§ **Exercise inputs**
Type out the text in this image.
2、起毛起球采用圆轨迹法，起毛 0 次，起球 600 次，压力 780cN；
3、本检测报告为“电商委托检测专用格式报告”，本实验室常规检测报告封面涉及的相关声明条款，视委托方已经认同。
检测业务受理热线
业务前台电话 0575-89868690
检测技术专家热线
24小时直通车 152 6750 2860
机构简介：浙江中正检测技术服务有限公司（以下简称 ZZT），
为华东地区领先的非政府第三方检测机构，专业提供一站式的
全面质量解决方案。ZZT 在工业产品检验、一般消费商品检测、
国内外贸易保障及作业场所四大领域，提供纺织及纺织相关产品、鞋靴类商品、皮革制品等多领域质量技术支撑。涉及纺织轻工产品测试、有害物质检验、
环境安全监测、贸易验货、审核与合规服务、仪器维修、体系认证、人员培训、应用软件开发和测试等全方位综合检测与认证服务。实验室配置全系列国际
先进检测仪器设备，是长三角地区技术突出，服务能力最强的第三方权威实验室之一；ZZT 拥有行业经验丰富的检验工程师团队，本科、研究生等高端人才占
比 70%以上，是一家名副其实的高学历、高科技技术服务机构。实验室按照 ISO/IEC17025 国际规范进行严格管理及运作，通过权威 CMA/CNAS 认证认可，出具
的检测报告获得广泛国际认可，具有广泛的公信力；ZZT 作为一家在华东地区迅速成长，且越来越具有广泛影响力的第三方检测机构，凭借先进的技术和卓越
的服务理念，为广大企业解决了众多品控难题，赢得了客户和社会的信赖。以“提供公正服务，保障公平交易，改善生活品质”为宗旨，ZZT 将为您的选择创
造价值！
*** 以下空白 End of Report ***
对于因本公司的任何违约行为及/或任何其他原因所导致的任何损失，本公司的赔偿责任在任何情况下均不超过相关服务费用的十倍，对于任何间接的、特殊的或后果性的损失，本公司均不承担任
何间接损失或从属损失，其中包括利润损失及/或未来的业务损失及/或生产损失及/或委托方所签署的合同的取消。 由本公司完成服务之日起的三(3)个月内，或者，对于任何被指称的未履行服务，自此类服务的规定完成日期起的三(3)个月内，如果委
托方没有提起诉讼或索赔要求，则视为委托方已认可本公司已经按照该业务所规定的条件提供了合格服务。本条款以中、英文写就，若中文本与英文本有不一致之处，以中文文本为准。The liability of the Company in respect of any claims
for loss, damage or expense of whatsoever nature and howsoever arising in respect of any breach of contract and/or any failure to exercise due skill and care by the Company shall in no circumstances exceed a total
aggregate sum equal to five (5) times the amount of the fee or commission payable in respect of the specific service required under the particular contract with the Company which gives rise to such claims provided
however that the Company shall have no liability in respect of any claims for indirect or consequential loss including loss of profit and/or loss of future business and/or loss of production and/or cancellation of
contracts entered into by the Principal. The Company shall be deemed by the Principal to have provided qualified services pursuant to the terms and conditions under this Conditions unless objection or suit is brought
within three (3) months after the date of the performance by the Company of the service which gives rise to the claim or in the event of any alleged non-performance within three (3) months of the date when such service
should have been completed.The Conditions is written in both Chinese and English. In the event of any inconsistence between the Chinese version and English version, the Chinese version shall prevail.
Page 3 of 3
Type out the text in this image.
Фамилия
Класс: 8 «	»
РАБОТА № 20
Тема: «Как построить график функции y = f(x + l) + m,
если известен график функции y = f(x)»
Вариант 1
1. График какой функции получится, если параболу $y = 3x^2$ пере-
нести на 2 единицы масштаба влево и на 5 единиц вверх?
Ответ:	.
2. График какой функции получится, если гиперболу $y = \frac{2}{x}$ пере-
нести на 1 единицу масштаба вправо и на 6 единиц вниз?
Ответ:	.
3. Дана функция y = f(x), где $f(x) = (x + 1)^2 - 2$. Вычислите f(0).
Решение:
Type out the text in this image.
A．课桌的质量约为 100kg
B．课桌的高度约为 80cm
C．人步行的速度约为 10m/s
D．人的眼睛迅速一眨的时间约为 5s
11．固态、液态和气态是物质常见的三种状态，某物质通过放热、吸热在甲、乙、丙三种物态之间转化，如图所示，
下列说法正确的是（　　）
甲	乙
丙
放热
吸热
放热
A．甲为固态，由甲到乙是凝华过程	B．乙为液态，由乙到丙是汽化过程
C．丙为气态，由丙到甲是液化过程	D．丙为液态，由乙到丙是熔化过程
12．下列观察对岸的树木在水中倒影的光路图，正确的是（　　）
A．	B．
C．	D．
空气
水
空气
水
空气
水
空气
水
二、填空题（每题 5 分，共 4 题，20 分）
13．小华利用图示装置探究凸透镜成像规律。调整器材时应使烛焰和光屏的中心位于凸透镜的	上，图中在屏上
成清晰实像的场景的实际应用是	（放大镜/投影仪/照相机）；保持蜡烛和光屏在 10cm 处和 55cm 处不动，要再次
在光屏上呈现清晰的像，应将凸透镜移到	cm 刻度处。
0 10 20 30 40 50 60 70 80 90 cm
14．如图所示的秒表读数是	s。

§ **Directions**
Copy out each line that contains the word "масштаба".

§ **Answer for the task**
нести на 2 единицы масштаба влево и на 5 единиц вверх?
нести на 1 единицу масштаба вправо и на 6 единиц вниз?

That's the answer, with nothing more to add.